[Data listing]
# # # # # # #

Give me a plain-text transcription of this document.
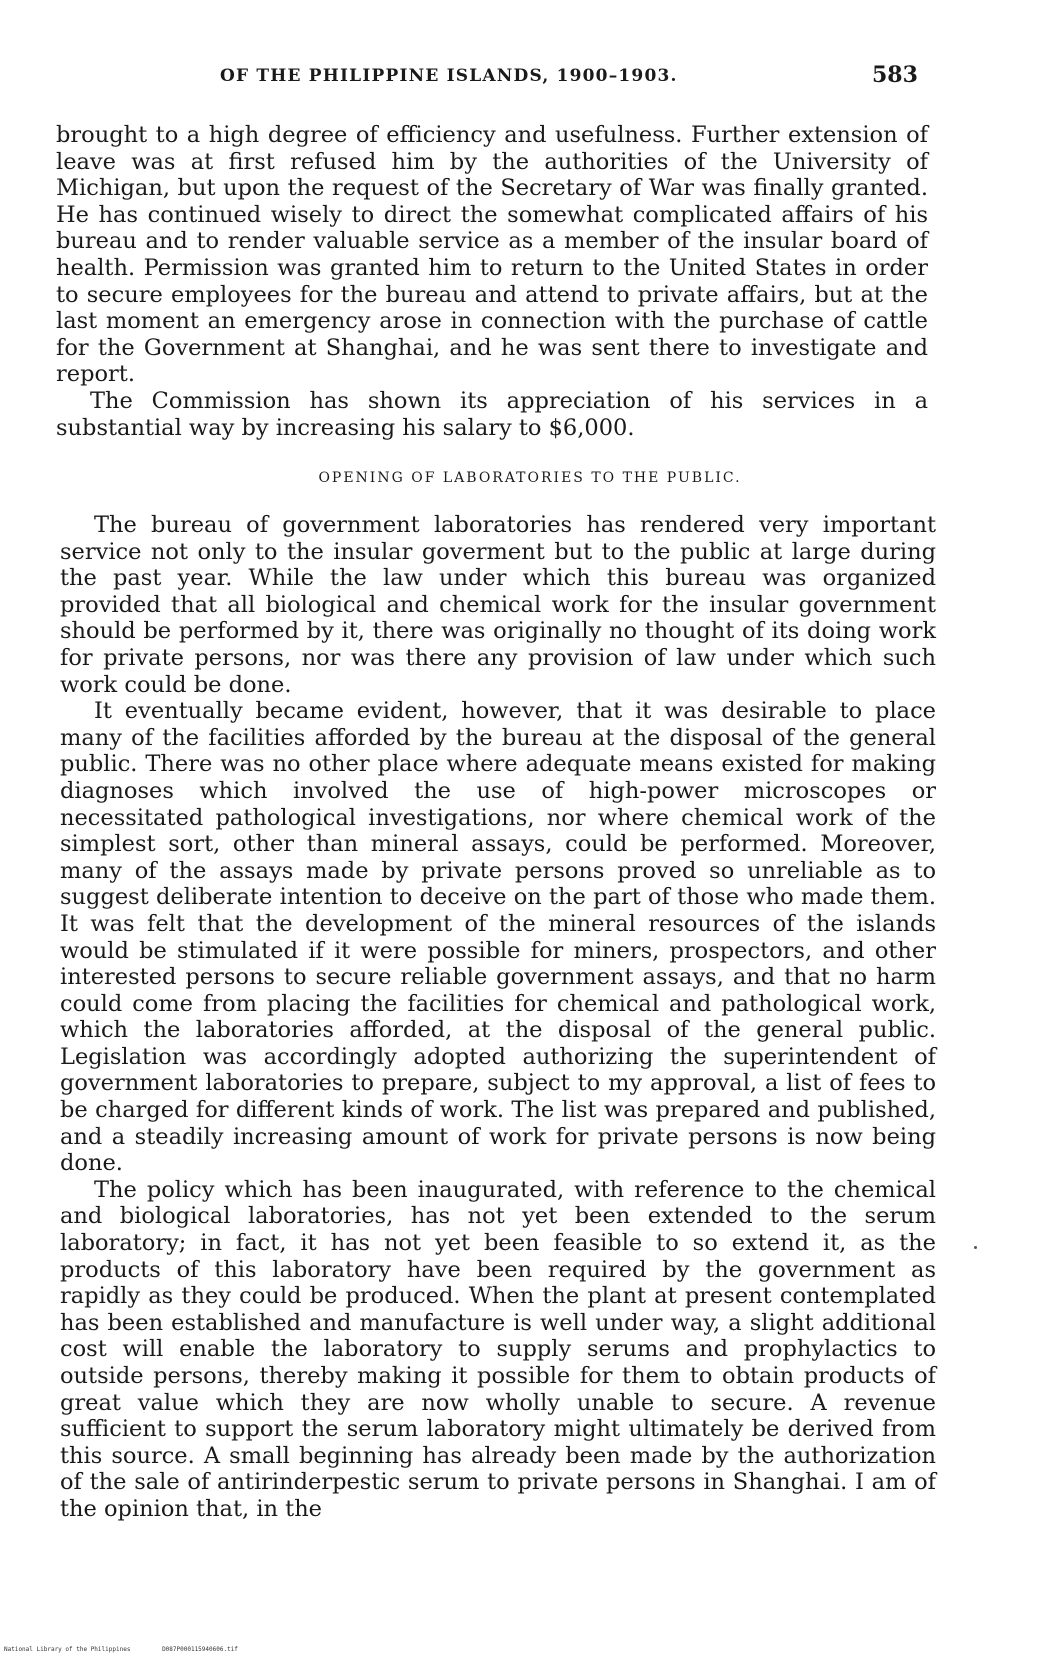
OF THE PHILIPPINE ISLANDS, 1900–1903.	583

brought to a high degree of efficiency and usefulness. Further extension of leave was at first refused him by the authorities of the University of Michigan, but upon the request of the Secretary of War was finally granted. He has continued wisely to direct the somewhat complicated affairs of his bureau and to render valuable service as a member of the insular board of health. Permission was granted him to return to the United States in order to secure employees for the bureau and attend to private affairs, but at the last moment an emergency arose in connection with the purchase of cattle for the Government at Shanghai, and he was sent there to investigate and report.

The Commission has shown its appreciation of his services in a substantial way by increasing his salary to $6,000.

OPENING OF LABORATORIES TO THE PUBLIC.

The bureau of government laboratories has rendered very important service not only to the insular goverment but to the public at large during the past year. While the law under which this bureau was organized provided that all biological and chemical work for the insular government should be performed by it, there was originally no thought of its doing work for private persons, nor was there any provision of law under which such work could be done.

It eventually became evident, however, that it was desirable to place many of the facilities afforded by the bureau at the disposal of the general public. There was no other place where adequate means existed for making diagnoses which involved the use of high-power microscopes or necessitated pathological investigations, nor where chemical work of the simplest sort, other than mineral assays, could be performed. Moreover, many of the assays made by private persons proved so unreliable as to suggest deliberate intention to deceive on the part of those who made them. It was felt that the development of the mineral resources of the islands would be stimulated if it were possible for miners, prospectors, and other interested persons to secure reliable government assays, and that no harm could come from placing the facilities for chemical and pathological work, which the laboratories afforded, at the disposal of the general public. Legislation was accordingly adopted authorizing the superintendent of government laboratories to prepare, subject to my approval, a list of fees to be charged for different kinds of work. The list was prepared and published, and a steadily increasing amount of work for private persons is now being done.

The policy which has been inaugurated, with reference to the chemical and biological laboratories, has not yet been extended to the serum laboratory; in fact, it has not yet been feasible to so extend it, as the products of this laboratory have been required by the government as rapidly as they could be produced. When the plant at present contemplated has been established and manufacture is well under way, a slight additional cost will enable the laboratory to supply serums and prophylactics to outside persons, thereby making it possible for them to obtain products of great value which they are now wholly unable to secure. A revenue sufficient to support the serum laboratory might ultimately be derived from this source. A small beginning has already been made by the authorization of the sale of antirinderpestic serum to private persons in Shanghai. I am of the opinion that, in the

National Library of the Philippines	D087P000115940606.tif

# # # # # # #

[What the exercise asks]
Pictures must be left out when the records are transcribed exactly.

[Result of this exercise]
Give me a plain-text transcription of this document.
OF THE PHILIPPINE ISLANDS, 1900–1903.	583

brought to a high degree of efficiency and usefulness. Further extension of leave was at first refused him by the authorities of the University of Michigan, but upon the request of the Secretary of War was finally granted. He has continued wisely to direct the somewhat complicated affairs of his bureau and to render valuable service as a member of the insular board of health. Permission was granted him to return to the United States in order to secure employees for the bureau and attend to private affairs, but at the last moment an emergency arose in connection with the purchase of cattle for the Government at Shanghai, and he was sent there to investigate and report.

The Commission has shown its appreciation of his services in a substantial way by increasing his salary to $6,000.

OPENING OF LABORATORIES TO THE PUBLIC.

The bureau of government laboratories has rendered very important service not only to the insular goverment but to the public at large during the past year. While the law under which this bureau was organized provided that all biological and chemical work for the insular government should be performed by it, there was originally no thought of its doing work for private persons, nor was there any provision of law under which such work could be done.

It eventually became evident, however, that it was desirable to place many of the facilities afforded by the bureau at the disposal of the general public. There was no other place where adequate means existed for making diagnoses which involved the use of high-power microscopes or necessitated pathological investigations, nor where chemical work of the simplest sort, other than mineral assays, could be performed. Moreover, many of the assays made by private persons proved so unreliable as to suggest deliberate intention to deceive on the part of those who made them. It was felt that the development of the mineral resources of the islands would be stimulated if it were possible for miners, prospectors, and other interested persons to secure reliable government assays, and that no harm could come from placing the facilities for chemical and pathological work, which the laboratories afforded, at the disposal of the general public. Legislation was accordingly adopted authorizing the superintendent of government laboratories to prepare, subject to my approval, a list of fees to be charged for different kinds of work. The list was prepared and published, and a steadily increasing amount of work for private persons is now being done.

The policy which has been inaugurated, with reference to the chemical and biological laboratories, has not yet been extended to the serum laboratory; in fact, it has not yet been feasible to so extend it, as the products of this laboratory have been required by the government as rapidly as they could be produced. When the plant at present contemplated has been established and manufacture is well under way, a slight additional cost will enable the laboratory to supply serums and prophylactics to outside persons, thereby making it possible for them to obtain products of great value which they are now wholly unable to secure. A revenue sufficient to support the serum laboratory might ultimately be derived from this source. A small beginning has already been made by the authorization of the sale of antirinderpestic serum to private persons in Shanghai. I am of the opinion that, in the

National Library of the Philippines	D087P000115940606.tif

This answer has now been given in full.